● Information shown
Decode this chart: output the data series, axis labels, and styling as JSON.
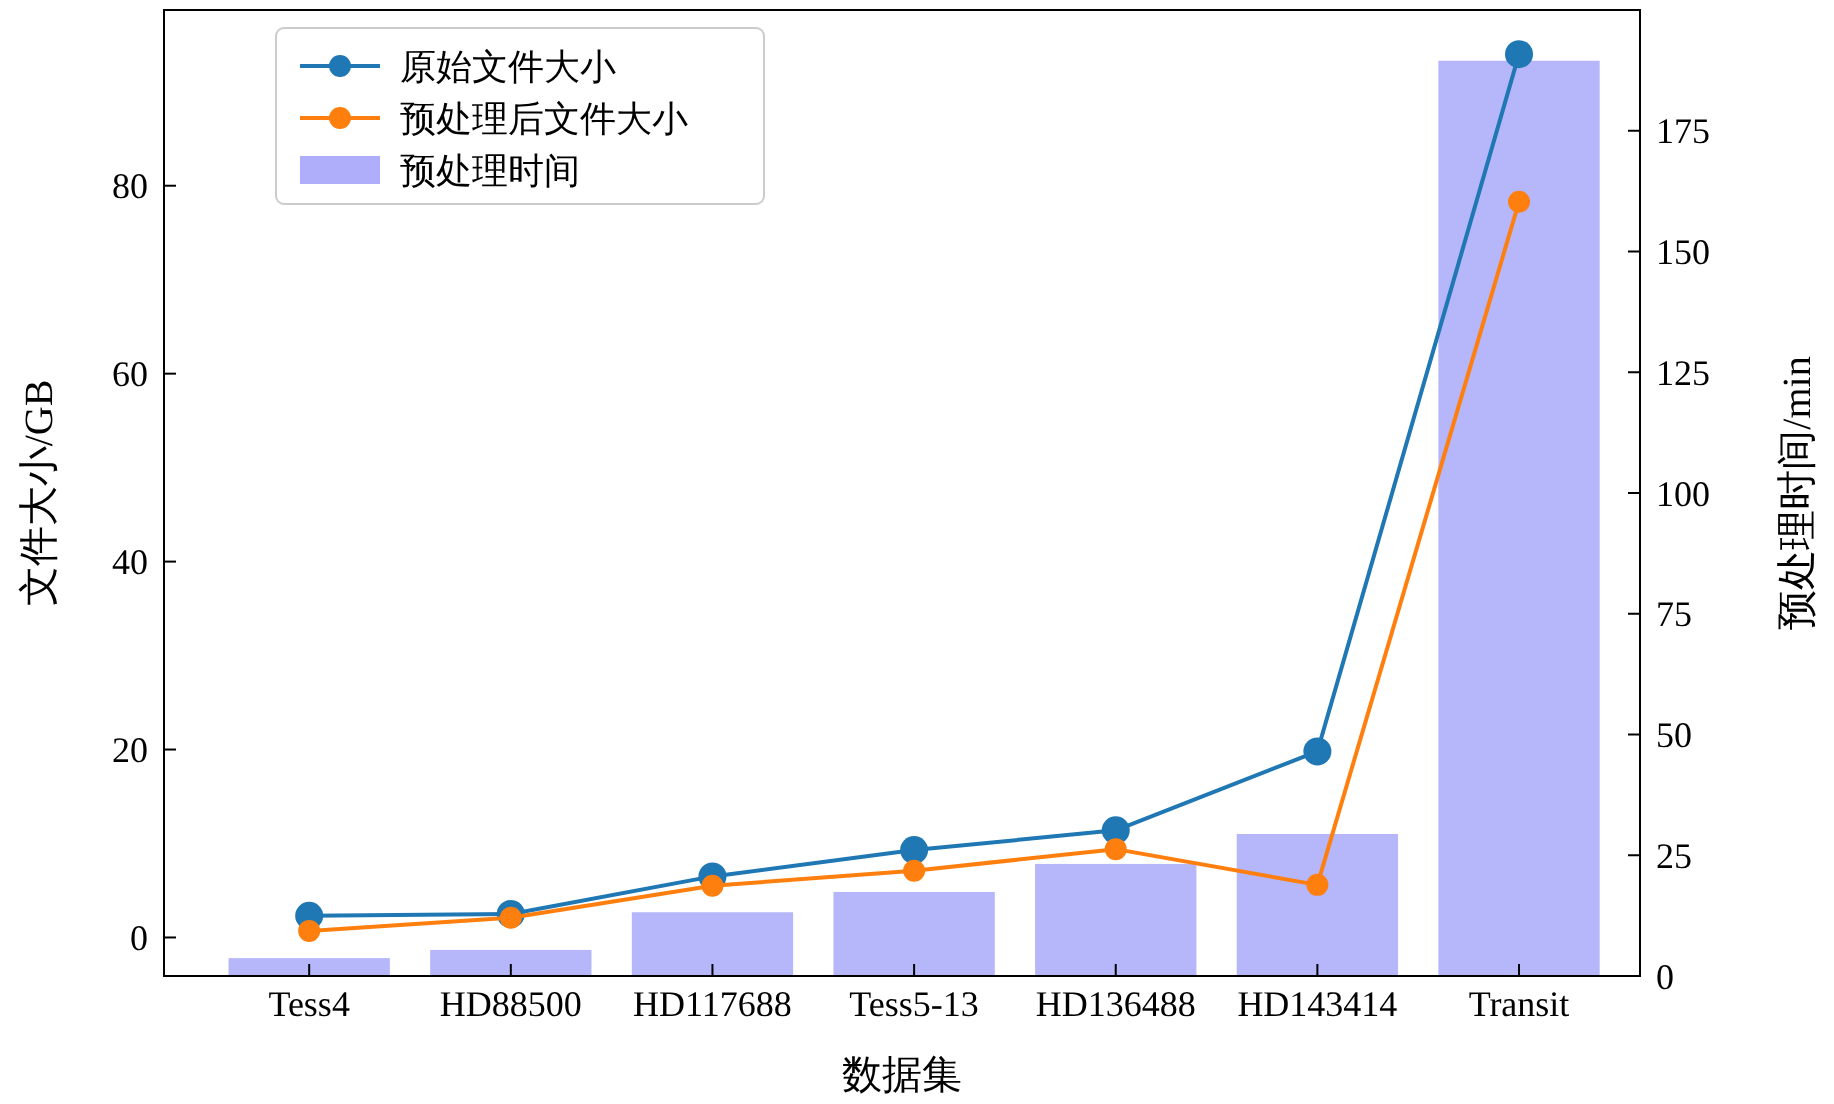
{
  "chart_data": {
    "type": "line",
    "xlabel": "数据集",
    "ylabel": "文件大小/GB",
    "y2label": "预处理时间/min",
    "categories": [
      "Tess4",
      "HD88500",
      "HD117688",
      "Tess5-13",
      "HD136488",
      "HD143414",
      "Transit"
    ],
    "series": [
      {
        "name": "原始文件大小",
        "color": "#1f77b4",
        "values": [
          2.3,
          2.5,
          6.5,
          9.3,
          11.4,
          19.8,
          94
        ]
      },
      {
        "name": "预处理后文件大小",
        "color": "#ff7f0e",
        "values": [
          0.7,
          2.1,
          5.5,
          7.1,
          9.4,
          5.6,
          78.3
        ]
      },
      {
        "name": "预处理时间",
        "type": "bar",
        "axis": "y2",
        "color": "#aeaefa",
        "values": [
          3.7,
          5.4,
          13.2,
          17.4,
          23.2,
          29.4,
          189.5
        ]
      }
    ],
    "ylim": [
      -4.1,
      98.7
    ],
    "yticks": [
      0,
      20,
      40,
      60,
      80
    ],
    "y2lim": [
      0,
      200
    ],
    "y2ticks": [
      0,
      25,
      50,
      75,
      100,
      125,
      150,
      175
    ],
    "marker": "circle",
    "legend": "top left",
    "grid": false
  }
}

● Written task
Write out the material above again, word for word, minus its pictures.

● Exercise solution
Decode this chart: output the data series, axis labels, and styling as JSON.
{
  "chart_data": {
    "type": "line",
    "xlabel": "数据集",
    "ylabel": "文件大小/GB",
    "y2label": "预处理时间/min",
    "categories": [
      "Tess4",
      "HD88500",
      "HD117688",
      "Tess5-13",
      "HD136488",
      "HD143414",
      "Transit"
    ],
    "series": [
      {
        "name": "原始文件大小",
        "color": "#1f77b4",
        "values": [
          2.3,
          2.5,
          6.5,
          9.3,
          11.4,
          19.8,
          94
        ]
      },
      {
        "name": "预处理后文件大小",
        "color": "#ff7f0e",
        "values": [
          0.7,
          2.1,
          5.5,
          7.1,
          9.4,
          5.6,
          78.3
        ]
      },
      {
        "name": "预处理时间",
        "type": "bar",
        "axis": "y2",
        "color": "#aeaefa",
        "values": [
          3.7,
          5.4,
          13.2,
          17.4,
          23.2,
          29.4,
          189.5
        ]
      }
    ],
    "ylim": [
      -4.1,
      98.7
    ],
    "yticks": [
      0,
      20,
      40,
      60,
      80
    ],
    "y2lim": [
      0,
      200
    ],
    "y2ticks": [
      0,
      25,
      50,
      75,
      100,
      125,
      150,
      175
    ],
    "marker": "circle",
    "legend": "top left",
    "grid": false
  }
}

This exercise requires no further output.